■ What you need to do: Every line below that includes "this" counts toward the total. Report that total alone.
[Begin Input rows]
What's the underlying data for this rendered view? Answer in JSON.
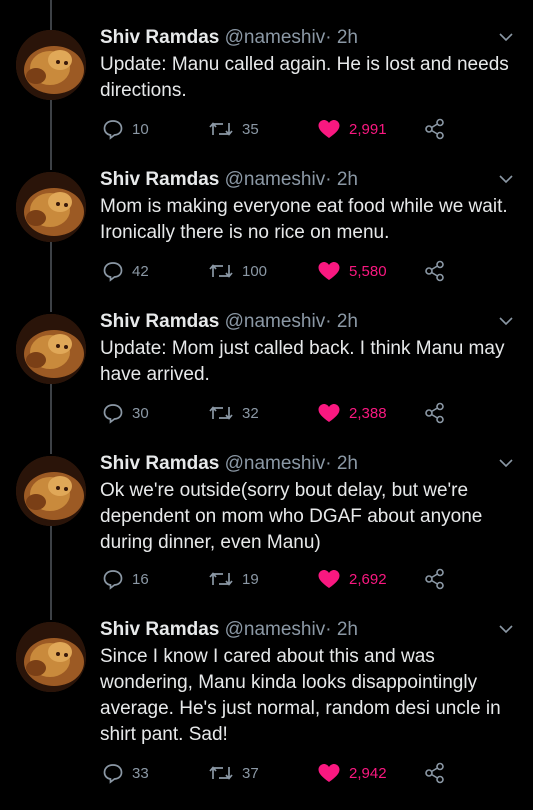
{
  "author": {
    "name": "Shiv Ramdas",
    "handle": "@nameshiv",
    "separator": "·",
    "time": "2h"
  },
  "tweets": [
    {
      "text": "Update: Manu called again. He is lost and needs directions.",
      "replies": "10",
      "retweets": "35",
      "likes": "2,991"
    },
    {
      "text": "Mom is making everyone eat food while we wait. Ironically there is no rice on menu.",
      "replies": "42",
      "retweets": "100",
      "likes": "5,580"
    },
    {
      "text": "Update: Mom just called back. I think Manu may have arrived.",
      "replies": "30",
      "retweets": "32",
      "likes": "2,388"
    },
    {
      "text": "Ok we're outside(sorry bout delay, but we're dependent on mom who DGAF about anyone during dinner, even Manu)",
      "replies": "16",
      "retweets": "19",
      "likes": "2,692"
    },
    {
      "text": "Since I know I cared about this and was wondering, Manu kinda looks disappointingly average. He's just  normal, random desi uncle in shirt pant. Sad!",
      "replies": "33",
      "retweets": "37",
      "likes": "2,942"
    }
  ],
  "colors": {
    "background": "#000000",
    "text": "#e7e9ea",
    "muted": "#8b98a5",
    "like": "#f91880",
    "thread_line": "#3d4146"
  },
  "icons": {
    "reply": "reply-icon",
    "retweet": "retweet-icon",
    "like": "heart-icon",
    "share": "share-icon",
    "more": "chevron-down-icon"
  }
}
[End Input rows]
■ The answer: 2